Records for the exercise
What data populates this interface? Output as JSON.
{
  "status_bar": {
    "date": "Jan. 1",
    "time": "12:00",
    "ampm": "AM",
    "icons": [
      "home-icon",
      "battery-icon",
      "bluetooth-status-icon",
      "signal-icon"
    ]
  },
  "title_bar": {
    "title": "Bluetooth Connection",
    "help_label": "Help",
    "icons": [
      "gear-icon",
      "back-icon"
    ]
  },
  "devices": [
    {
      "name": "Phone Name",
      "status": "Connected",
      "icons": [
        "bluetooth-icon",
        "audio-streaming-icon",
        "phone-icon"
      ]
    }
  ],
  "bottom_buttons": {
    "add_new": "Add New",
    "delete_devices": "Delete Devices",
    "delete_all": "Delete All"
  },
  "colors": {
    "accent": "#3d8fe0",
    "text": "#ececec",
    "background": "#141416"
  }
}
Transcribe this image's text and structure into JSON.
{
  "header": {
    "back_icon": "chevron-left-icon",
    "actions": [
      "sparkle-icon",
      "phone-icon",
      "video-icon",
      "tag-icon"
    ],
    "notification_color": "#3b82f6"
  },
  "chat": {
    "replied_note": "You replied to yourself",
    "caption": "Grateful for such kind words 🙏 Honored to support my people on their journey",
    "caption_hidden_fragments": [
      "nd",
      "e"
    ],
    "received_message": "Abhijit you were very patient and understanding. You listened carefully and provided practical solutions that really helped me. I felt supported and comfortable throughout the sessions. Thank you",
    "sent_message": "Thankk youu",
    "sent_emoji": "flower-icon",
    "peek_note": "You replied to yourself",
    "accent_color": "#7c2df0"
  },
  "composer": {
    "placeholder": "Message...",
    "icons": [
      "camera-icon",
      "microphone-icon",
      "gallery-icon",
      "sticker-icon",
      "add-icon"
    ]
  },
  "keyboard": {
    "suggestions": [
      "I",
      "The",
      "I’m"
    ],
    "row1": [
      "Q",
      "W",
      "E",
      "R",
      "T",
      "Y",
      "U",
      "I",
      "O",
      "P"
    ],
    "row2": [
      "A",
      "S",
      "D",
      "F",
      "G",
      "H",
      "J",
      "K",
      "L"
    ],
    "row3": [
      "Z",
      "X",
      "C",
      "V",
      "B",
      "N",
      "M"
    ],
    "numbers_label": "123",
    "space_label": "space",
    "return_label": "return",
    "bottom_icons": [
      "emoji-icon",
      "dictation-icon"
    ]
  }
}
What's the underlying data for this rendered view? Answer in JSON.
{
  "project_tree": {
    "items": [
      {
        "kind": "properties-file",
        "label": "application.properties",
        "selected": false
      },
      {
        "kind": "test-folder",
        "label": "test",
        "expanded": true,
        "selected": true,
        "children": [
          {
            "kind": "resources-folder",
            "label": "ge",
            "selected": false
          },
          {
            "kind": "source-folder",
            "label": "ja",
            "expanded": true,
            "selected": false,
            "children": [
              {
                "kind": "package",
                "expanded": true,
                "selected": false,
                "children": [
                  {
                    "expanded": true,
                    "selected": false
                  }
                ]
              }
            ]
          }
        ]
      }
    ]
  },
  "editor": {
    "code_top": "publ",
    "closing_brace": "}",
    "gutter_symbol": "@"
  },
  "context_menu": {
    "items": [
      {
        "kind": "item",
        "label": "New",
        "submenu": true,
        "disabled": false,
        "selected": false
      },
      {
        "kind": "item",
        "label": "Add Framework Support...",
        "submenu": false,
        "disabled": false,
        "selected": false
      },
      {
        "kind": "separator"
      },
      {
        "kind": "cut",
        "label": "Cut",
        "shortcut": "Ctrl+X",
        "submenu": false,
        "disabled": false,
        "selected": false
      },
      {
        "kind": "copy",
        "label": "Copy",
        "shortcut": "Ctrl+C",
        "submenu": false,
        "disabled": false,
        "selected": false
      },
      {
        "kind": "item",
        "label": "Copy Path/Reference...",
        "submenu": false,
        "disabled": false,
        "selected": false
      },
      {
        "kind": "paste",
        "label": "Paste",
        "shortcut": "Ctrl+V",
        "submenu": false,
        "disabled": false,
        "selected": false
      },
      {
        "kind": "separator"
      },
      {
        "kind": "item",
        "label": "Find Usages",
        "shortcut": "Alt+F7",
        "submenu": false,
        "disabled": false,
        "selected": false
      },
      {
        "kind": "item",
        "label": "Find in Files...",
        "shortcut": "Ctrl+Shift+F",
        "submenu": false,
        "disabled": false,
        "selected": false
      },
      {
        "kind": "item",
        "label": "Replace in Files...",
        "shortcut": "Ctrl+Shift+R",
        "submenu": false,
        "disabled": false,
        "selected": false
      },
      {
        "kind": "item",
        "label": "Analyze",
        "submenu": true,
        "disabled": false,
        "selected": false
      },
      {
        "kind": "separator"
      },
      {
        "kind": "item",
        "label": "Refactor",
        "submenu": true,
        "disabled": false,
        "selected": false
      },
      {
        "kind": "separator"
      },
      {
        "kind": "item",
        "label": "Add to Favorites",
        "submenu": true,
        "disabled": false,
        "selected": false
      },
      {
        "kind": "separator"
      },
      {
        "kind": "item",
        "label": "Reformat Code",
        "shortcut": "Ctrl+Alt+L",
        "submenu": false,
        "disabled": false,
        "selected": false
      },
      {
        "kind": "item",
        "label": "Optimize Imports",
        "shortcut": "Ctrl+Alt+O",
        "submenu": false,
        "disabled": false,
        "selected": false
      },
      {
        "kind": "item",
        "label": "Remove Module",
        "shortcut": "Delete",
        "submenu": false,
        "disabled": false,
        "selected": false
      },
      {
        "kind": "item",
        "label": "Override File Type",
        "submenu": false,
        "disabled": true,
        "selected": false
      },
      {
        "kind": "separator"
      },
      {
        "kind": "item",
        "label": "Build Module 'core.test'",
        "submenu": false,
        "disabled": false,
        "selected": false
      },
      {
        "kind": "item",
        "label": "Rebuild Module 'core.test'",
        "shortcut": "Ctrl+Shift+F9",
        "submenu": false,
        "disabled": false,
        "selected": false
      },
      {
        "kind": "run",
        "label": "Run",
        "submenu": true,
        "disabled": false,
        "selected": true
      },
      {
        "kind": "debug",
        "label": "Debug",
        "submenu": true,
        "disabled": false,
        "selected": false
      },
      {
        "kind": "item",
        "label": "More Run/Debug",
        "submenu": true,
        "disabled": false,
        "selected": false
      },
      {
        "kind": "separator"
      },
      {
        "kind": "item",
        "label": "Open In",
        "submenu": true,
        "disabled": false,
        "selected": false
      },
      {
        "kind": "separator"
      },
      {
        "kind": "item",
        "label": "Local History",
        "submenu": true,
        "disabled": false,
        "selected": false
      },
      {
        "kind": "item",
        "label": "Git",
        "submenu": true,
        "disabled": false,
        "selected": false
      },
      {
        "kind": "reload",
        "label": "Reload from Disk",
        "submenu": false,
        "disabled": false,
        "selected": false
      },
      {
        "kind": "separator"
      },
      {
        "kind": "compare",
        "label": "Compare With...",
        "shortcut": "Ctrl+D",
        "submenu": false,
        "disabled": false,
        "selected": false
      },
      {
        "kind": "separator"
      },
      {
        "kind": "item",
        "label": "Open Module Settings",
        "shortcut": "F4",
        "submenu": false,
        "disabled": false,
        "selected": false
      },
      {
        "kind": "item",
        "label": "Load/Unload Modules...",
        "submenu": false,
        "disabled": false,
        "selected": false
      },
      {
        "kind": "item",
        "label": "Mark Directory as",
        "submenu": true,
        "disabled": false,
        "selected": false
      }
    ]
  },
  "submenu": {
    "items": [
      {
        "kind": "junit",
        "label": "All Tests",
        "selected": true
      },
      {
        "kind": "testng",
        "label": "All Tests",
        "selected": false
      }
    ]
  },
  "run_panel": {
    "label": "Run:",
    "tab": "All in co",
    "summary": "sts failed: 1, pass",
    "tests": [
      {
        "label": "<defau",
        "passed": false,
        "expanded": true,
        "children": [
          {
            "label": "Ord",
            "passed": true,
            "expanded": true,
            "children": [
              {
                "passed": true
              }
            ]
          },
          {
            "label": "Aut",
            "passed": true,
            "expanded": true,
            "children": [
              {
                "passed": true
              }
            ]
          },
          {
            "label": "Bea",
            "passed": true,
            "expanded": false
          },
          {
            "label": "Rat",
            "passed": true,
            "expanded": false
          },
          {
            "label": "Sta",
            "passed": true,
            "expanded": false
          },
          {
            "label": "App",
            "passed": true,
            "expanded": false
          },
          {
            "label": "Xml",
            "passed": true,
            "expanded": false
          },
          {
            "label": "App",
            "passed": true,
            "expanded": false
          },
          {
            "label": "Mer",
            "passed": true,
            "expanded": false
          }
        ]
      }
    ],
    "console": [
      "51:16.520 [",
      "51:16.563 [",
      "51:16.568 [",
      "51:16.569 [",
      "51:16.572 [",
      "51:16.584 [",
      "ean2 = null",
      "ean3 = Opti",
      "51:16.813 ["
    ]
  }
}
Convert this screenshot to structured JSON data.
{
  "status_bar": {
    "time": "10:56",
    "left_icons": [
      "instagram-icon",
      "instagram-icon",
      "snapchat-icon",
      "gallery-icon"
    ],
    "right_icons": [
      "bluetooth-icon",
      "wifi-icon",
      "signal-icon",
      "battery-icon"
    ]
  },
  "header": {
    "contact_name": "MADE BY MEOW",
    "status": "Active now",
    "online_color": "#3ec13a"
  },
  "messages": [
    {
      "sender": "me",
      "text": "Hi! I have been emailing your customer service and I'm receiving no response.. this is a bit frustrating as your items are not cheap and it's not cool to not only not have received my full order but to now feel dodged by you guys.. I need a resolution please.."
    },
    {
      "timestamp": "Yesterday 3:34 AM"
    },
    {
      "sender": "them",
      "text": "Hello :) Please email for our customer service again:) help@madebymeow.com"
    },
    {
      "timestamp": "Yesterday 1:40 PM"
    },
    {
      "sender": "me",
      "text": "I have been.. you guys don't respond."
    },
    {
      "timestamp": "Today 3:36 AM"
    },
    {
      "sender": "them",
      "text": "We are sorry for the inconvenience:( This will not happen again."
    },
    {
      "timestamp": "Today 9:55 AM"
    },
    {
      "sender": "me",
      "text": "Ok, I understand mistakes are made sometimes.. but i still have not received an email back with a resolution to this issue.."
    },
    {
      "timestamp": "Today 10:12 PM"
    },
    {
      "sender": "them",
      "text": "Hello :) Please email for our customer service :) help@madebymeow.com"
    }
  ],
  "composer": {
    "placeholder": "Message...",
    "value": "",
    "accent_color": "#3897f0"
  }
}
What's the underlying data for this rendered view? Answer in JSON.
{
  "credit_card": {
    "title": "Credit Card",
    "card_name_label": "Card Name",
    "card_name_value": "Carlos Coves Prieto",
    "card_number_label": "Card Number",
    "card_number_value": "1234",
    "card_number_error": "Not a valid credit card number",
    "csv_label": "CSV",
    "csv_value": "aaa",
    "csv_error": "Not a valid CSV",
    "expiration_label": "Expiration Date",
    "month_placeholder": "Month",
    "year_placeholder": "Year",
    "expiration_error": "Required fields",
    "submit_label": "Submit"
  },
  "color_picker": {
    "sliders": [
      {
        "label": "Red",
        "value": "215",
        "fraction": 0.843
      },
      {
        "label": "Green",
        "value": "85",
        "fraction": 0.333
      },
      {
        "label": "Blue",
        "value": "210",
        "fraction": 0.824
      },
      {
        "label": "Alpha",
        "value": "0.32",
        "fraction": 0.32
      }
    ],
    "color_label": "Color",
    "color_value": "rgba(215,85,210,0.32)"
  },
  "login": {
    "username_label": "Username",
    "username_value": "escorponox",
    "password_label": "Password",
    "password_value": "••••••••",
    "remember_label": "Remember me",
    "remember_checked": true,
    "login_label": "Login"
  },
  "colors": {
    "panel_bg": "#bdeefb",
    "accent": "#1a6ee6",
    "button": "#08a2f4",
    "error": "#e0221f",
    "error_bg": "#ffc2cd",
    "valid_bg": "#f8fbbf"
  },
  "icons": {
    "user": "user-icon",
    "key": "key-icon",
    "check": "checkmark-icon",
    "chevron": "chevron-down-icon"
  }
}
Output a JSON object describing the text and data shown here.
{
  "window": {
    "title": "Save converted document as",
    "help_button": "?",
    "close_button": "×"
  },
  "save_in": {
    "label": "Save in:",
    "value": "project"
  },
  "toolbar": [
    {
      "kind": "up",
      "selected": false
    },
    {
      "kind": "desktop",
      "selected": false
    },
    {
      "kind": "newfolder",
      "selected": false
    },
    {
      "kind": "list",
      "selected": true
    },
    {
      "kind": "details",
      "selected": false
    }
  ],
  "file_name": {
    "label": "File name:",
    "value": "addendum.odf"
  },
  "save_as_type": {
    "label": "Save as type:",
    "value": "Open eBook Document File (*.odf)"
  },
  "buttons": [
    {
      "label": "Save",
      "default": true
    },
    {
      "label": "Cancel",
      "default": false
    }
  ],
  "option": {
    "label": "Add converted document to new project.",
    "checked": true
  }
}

What is required
Which lines hold the word "Output"? Show each one.

Solution
What data populates this interface? Output as JSON.
Output a JSON object describing the text and data shown here.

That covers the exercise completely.